#### Excerpted text
<<<<

India’s Supreme Court has refused to extend a grace period allowing cryptocurrency entities to keep banking services beyond this week’s deadline set by the central bank.
Exchanges Go P2P
According to various media outlets, the Reserve Bank of India (RBI) will now succeed in implementing its ban on cryptocurrency business support on July 5.
Exchanges and any other business dealing in cryptocurrency will no longer have access to banking services under the ban, meaning traders will be barred from withdrawing rupees via those businesses.
Local industry players had widely anticipated the deadline coming into effect, warning customers in advance of the potential for funds to remain in cryptocurrency.
Now, talk is turning to P2P as an interim solution, Indian exchange WazirX telling Economic Times Tuesday it would transform its platform to do away with reliance on banking partners.
P2P facilitates direct crypto-to-fiat trading between individual users, with any bank transfers occurring from one private account to another without any formal links to cryptocurrency.
“If banking is something the exchanges are not allowed to do, then the solution is something that direct banking doesn’t come in,” CEO Nischal Shetty said.
Decentralized exchanges such as Bisq and HodlHodl could also reap the benefits of the ban alongside P2P trading platforms like LocalBitcoins whose volume could see a spike in the coming weeks.
Supreme Court To Hear Petition July 20
The RBI had caused significant outrage when it first announced its plans for a ban April 6. Today, the Supreme Court confirmed its willingness to hear a petition against the move on July 20, Bitcoinist previously reporting on the concerted effort to demonstrate the RBI was acting on insufficient understanding of the market.

>>>>

#### Questions on the material
**a)** In the crypto banking article, retype the part between "P2P facilitates direct" and "of the market.", inclusive.
**b)** Shorten the paragraph of the crypto banking article that begins "The RBI had caused significant outrage" while keeping its main facts.

#### Entries supplied
<<<<

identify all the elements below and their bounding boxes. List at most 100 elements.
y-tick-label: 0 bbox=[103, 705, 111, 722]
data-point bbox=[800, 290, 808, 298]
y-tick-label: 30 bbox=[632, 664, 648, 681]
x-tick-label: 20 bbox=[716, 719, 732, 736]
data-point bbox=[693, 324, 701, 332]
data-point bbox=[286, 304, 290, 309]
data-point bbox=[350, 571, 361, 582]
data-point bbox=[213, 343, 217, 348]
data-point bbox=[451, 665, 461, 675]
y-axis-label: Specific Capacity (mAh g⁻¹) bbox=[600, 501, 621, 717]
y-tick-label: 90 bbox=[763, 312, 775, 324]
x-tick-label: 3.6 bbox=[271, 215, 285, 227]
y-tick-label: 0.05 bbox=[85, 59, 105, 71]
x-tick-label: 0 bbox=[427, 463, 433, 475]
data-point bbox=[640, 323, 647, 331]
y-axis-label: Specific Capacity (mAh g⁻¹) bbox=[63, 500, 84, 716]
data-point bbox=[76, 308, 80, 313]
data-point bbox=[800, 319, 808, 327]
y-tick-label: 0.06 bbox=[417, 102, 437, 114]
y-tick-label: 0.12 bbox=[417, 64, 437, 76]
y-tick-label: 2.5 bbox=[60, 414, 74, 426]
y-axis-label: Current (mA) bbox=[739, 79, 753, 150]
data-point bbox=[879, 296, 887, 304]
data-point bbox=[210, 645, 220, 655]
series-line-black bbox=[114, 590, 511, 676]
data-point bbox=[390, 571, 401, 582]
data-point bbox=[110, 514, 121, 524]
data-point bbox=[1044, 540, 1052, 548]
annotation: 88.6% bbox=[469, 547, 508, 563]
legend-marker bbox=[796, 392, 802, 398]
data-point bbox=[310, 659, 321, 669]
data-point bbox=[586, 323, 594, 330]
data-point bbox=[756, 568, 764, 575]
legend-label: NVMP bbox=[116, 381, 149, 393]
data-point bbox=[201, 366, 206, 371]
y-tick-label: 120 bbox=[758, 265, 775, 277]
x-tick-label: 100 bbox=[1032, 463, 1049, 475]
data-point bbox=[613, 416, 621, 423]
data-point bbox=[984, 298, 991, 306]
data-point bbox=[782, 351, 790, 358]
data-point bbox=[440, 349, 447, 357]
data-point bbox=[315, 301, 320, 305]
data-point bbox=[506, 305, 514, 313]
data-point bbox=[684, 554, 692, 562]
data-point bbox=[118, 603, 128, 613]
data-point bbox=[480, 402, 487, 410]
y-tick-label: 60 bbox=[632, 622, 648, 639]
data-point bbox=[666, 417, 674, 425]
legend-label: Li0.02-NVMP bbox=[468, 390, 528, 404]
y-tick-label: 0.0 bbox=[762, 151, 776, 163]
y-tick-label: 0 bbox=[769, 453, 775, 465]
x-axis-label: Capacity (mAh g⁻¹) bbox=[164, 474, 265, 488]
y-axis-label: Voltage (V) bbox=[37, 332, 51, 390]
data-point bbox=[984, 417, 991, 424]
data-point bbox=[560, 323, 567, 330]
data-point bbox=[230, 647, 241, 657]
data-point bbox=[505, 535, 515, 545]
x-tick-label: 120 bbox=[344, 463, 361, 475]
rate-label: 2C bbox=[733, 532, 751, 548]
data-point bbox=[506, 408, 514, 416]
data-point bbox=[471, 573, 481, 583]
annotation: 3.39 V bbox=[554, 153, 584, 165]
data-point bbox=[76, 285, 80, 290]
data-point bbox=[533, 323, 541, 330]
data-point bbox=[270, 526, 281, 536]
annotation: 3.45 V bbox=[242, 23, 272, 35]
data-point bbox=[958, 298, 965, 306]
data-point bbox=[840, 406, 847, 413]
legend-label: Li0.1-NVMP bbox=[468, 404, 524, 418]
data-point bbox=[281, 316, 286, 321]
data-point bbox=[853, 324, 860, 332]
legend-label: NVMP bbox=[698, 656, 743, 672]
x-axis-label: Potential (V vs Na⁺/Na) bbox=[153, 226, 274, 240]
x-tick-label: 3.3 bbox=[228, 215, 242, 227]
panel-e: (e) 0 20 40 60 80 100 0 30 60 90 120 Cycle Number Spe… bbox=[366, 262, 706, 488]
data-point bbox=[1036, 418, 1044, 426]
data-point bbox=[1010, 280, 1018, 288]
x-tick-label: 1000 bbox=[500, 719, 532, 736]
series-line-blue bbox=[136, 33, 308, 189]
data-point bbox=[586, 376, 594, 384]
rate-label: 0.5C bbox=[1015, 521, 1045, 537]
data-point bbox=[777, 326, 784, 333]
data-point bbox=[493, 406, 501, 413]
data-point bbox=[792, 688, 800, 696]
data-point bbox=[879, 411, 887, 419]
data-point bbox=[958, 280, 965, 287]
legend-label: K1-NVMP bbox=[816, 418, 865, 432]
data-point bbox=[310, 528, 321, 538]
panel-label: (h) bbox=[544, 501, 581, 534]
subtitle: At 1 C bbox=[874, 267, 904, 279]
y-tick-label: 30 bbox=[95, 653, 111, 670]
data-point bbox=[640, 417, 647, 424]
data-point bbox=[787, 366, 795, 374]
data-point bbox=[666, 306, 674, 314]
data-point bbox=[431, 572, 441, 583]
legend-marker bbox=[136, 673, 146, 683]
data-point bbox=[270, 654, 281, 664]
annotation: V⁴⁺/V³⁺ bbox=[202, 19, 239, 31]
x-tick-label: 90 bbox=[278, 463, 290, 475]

>>>>

#### Task-by-task solutions
**a)**
P2P facilitates direct crypto-to-fiat trading between individual users, with any bank transfers occurring from one private account to another without any formal links to cryptocurrency.
“If banking is something the exchanges are not allowed to do, then the solution is something that direct banking doesn’t come in,” CEO Nischal Shetty said.
Decentralized exchanges such as Bisq and HodlHodl could also reap the benefits of the ban alongside P2P trading platforms like LocalBitcoins whose volume could see a spike in the coming weeks.
Supreme Court To Hear Petition July 20
The RBI had caused significant outrage when it first announced its plans for a ban April 6. Today, the Supreme Court confirmed its willingness to hear a petition against the move on July 20, Bitcoinist previously reporting on the concerted effort to demonstrate the RBI was acting on insufficient understanding of the market.

**b)** The RBI's April 6 ban announcement caused major outrage. The Supreme Court has now agreed to hear a petition against it on July 20. Bitcoinist earlier reported on efforts to show the RBI acted without enough understanding of the market.